### INPUT DATA
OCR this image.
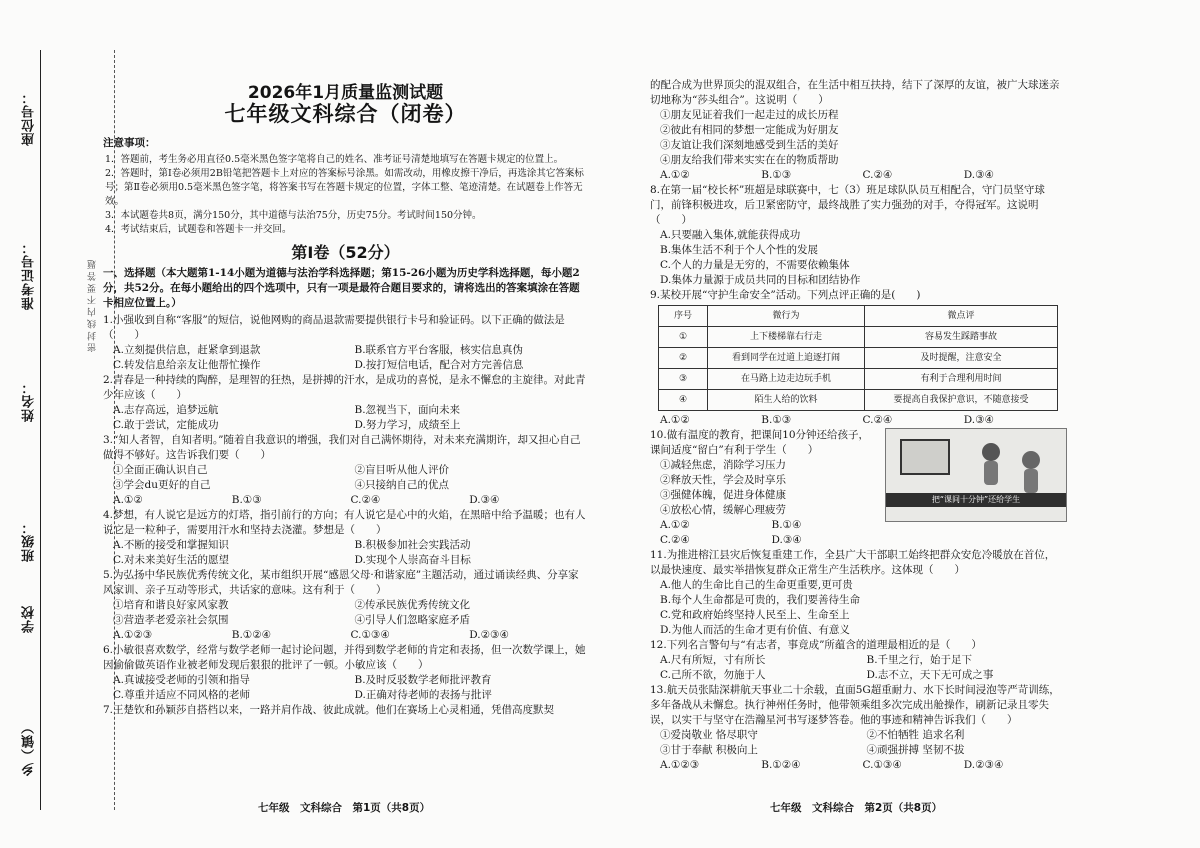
座位号：
准考证号：
姓名：
班级：
学校
乡（镇）
密 封 线 内 不 要 答 题
2026年1月质量监测试题
七年级文科综合（闭卷）
注意事项：

1．答题前，考生务必用直径0.5毫米黑色签字笔将自己的姓名、准考证号清楚地填写在答题卡规定的位置上。

2．答题时，第Ⅰ卷必须用2B铅笔把答题卡上对应的答案标号涂黑。如需改动，用橡皮擦干净后，再选涂其它答案标号；第Ⅱ卷必须用0.5毫米黑色签字笔，将答案书写在答题卡规定的位置，字体工整、笔迹清楚。在试题卷上作答无效。

3．本试题卷共8页，满分150分，其中道德与法治75分，历史75分。考试时间150分钟。

4．考试结束后，试题卷和答题卡一并交回。

第Ⅰ卷（52分）

一、选择题（本大题第1-14小题为道德与法治学科选择题；第15-26小题为历史学科选择题，每小题2分，共52分。在每小题给出的四个选项中，只有一项是最符合题目要求的，请将选出的答案填涂在答题卡相应位置上。）

1.小强收到自称“客服”的短信，说他网购的商品退款需要提供银行卡号和验证码。以下正确的做法是（　　）

A.立刻提供信息，赶紧拿到退款	B.联系官方平台客服，核实信息真伪
C.转发信息给亲友让他帮忙操作	D.按打短信电话，配合对方完善信息

2.青春是一种持续的陶醉，是理智的狂热，是拼搏的汗水，是成功的喜悦，是永不懈怠的主旋律。对此青少年应该（　　）

A.志存高远，追梦远航	B.忽视当下，面向未来
C.敢于尝试，定能成功	D.努力学习，成绩至上

3.“知人者智，自知者明。”随着自我意识的增强，我们对自己满怀期待，对未来充满期许，却又担心自己做得不够好。这告诉我们要（　　）

①全面正确认识自己	②盲目听从他人评价
③学会du更好的自己	④只接纳自己的优点
A.①②	B.①③	C.②④	D.③④

4.梦想，有人说它是远方的灯塔，指引前行的方向；有人说它是心中的火焰，在黑暗中给予温暖；也有人说它是一粒种子，需要用汗水和坚持去浇灌。梦想是（　　）

A.不断的接受和掌握知识	B.积极参加社会实践活动
C.对未来美好生活的愿望	D.实现个人崇高奋斗目标

5.为弘扬中华民族优秀传统文化，某市组织开展“感恩父母·和谐家庭”主题活动，通过诵读经典、分享家风家训、亲子互动等形式，共话家的意味。这有利于（　　）

①培育和谐良好家风家教	②传承民族优秀传统文化
③营造孝老爱亲社会氛围	④引导人们忽略家庭矛盾
A.①②③	B.①②④	C.①③④	D.②③④

6.小敏很喜欢数学，经常与数学老师一起讨论问题，并得到数学老师的肯定和表扬，但一次数学课上，她因偷偷做英语作业被老师发现后狠狠的批评了一顿。小敏应该（　　）

A.真诚接受老师的引领和指导	B.及时反驳数学老师批评教育
C.尊重并适应不同风格的老师	D.正确对待老师的表扬与批评

7.王楚钦和孙颖莎自搭档以来，一路并肩作战、彼此成就。他们在赛场上心灵相通，凭借高度默契

七年级　文科综合　第1页（共8页）

的配合成为世界顶尖的混双组合，在生活中相互扶持，结下了深厚的友谊，被广大球迷亲切地称为“莎头组合”。这说明（　　）

①朋友见证着我们一起走过的成长历程
②彼此有相同的梦想一定能成为好朋友
③友谊让我们深刻地感受到生活的美好
④朋友给我们带来实实在在的物质帮助
A.①②	B.①③	C.②④	D.③④

8.在第一届“校长杯”班超是球联赛中，七（3）班足球队队员互相配合，守门员坚守球门，前锋积极进攻，后卫紧密防守，最终战胜了实力强劲的对手，夺得冠军。这说明（　　）

A.只要融入集体,就能获得成功
B.集体生活不利于个人个性的发展
C.个人的力量是无穷的，不需要依赖集体
D.集体力量源于成员共同的目标和团结协作

9.某校开展“守护生命安全”活动。下列点评正确的是(　　)

序号	微行为	微点评
①	上下楼梯靠右行走	容易发生踩踏事故
②	看到同学在过道上追逐打闹	及时提醒，注意安全
③	在马路上边走边玩手机	有利于合理利用时间
④	陌生人给的饮料	要提高自我保护意识，不随意接受
A.①②	B.①③	C.②④	D.③④

10.做有温度的教育，把课间10分钟还给孩子，课间适度“留白”有利于学生（　　）

①减轻焦虑，消除学习压力
②释放天性，学会及时享乐
③强健体魄，促进身体健康
④放松心情，缓解心理疲劳
A.①②	B.①④
C.②④	D.③④
把“课间十分钟”还给学生

11.为推进榕江县灾后恢复重建工作，全县广大干部职工始终把群众安危冷暖放在首位，以最快速度、最实举措恢复群众正常生产生活秩序。这体现（　　）

A.他人的生命比自己的生命更重要,更可贵
B.每个人生命都是可贵的，我们要善待生命
C.党和政府始终坚持人民至上、生命至上
D.为他人而活的生命才更有价值、有意义

12.下列名言警句与“有志者，事竟成”所蕴含的道理最相近的是（　　）

A.尺有所短，寸有所长	B.千里之行，始于足下
C.己所不欲，勿施于人	D.志不立，天下无可成之事

13.航天员张陆深耕航天事业二十余载，直面5G超重耐力、水下长时间浸泡等严苛训练，多年备战从未懈怠。执行神州任务时，他带领乘组多次完成出舱操作，刷新记录且零失误，以实干与坚守在浩瀚星河书写逐梦答卷。他的事迹和精神告诉我们（　　）

①爱岗敬业 恪尽职守	②不怕牺牲 追求名利
③甘于奉献 积极向上	④顽强拼搏 坚韧不拔
A.①②③	B.①②④	C.①③④	D.②③④
七年级　文科综合　第2页（共8页）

### EXERCISE DIRECTIONS
Print the entries above exactly, taking out only the pictures.

### ANSWER TO THE PROBLEM
OCR this image.
座位号：
准考证号：
姓名：
班级：
学校
乡（镇）
密 封 线 内 不 要 答 题
2026年1月质量监测试题
七年级文科综合（闭卷）
注意事项：

1．答题前，考生务必用直径0.5毫米黑色签字笔将自己的姓名、准考证号清楚地填写在答题卡规定的位置上。

2．答题时，第Ⅰ卷必须用2B铅笔把答题卡上对应的答案标号涂黑。如需改动，用橡皮擦干净后，再选涂其它答案标号；第Ⅱ卷必须用0.5毫米黑色签字笔，将答案书写在答题卡规定的位置，字体工整、笔迹清楚。在试题卷上作答无效。

3．本试题卷共8页，满分150分，其中道德与法治75分，历史75分。考试时间150分钟。

4．考试结束后，试题卷和答题卡一并交回。

第Ⅰ卷（52分）

一、选择题（本大题第1-14小题为道德与法治学科选择题；第15-26小题为历史学科选择题，每小题2分，共52分。在每小题给出的四个选项中，只有一项是最符合题目要求的，请将选出的答案填涂在答题卡相应位置上。）

1.小强收到自称“客服”的短信，说他网购的商品退款需要提供银行卡号和验证码。以下正确的做法是（　　）

A.立刻提供信息，赶紧拿到退款	B.联系官方平台客服，核实信息真伪
C.转发信息给亲友让他帮忙操作	D.按打短信电话，配合对方完善信息

2.青春是一种持续的陶醉，是理智的狂热，是拼搏的汗水，是成功的喜悦，是永不懈怠的主旋律。对此青少年应该（　　）

A.志存高远，追梦远航	B.忽视当下，面向未来
C.敢于尝试，定能成功	D.努力学习，成绩至上

3.“知人者智，自知者明。”随着自我意识的增强，我们对自己满怀期待，对未来充满期许，却又担心自己做得不够好。这告诉我们要（　　）

①全面正确认识自己	②盲目听从他人评价
③学会du更好的自己	④只接纳自己的优点
A.①②	B.①③	C.②④	D.③④

4.梦想，有人说它是远方的灯塔，指引前行的方向；有人说它是心中的火焰，在黑暗中给予温暖；也有人说它是一粒种子，需要用汗水和坚持去浇灌。梦想是（　　）

A.不断的接受和掌握知识	B.积极参加社会实践活动
C.对未来美好生活的愿望	D.实现个人崇高奋斗目标

5.为弘扬中华民族优秀传统文化，某市组织开展“感恩父母·和谐家庭”主题活动，通过诵读经典、分享家风家训、亲子互动等形式，共话家的意味。这有利于（　　）

①培育和谐良好家风家教	②传承民族优秀传统文化
③营造孝老爱亲社会氛围	④引导人们忽略家庭矛盾
A.①②③	B.①②④	C.①③④	D.②③④

6.小敏很喜欢数学，经常与数学老师一起讨论问题，并得到数学老师的肯定和表扬，但一次数学课上，她因偷偷做英语作业被老师发现后狠狠的批评了一顿。小敏应该（　　）

A.真诚接受老师的引领和指导	B.及时反驳数学老师批评教育
C.尊重并适应不同风格的老师	D.正确对待老师的表扬与批评

7.王楚钦和孙颖莎自搭档以来，一路并肩作战、彼此成就。他们在赛场上心灵相通，凭借高度默契

七年级　文科综合　第1页（共8页）

的配合成为世界顶尖的混双组合，在生活中相互扶持，结下了深厚的友谊，被广大球迷亲切地称为“莎头组合”。这说明（　　）

①朋友见证着我们一起走过的成长历程
②彼此有相同的梦想一定能成为好朋友
③友谊让我们深刻地感受到生活的美好
④朋友给我们带来实实在在的物质帮助
A.①②	B.①③	C.②④	D.③④

8.在第一届“校长杯”班超是球联赛中，七（3）班足球队队员互相配合，守门员坚守球门，前锋积极进攻，后卫紧密防守，最终战胜了实力强劲的对手，夺得冠军。这说明（　　）

A.只要融入集体,就能获得成功
B.集体生活不利于个人个性的发展
C.个人的力量是无穷的，不需要依赖集体
D.集体力量源于成员共同的目标和团结协作

9.某校开展“守护生命安全”活动。下列点评正确的是(　　)

序号	微行为	微点评
①	上下楼梯靠右行走	容易发生踩踏事故
②	看到同学在过道上追逐打闹	及时提醒，注意安全
③	在马路上边走边玩手机	有利于合理利用时间
④	陌生人给的饮料	要提高自我保护意识，不随意接受
A.①②	B.①③	C.②④	D.③④

10.做有温度的教育，把课间10分钟还给孩子，课间适度“留白”有利于学生（　　）

①减轻焦虑，消除学习压力
②释放天性，学会及时享乐
③强健体魄，促进身体健康
④放松心情，缓解心理疲劳
A.①②	B.①④
C.②④	D.③④
把“课间十分钟”还给学生

11.为推进榕江县灾后恢复重建工作，全县广大干部职工始终把群众安危冷暖放在首位，以最快速度、最实举措恢复群众正常生产生活秩序。这体现（　　）

A.他人的生命比自己的生命更重要,更可贵
B.每个人生命都是可贵的，我们要善待生命
C.党和政府始终坚持人民至上、生命至上
D.为他人而活的生命才更有价值、有意义

12.下列名言警句与“有志者，事竟成”所蕴含的道理最相近的是（　　）

A.尺有所短，寸有所长	B.千里之行，始于足下
C.己所不欲，勿施于人	D.志不立，天下无可成之事

13.航天员张陆深耕航天事业二十余载，直面5G超重耐力、水下长时间浸泡等严苛训练，多年备战从未懈怠。执行神州任务时，他带领乘组多次完成出舱操作，刷新记录且零失误，以实干与坚守在浩瀚星河书写逐梦答卷。他的事迹和精神告诉我们（　　）

①爱岗敬业 恪尽职守	②不怕牺牲 追求名利
③甘于奉献 积极向上	④顽强拼搏 坚韧不拔
A.①②③	B.①②④	C.①③④	D.②③④
七年级　文科综合　第2页（共8页）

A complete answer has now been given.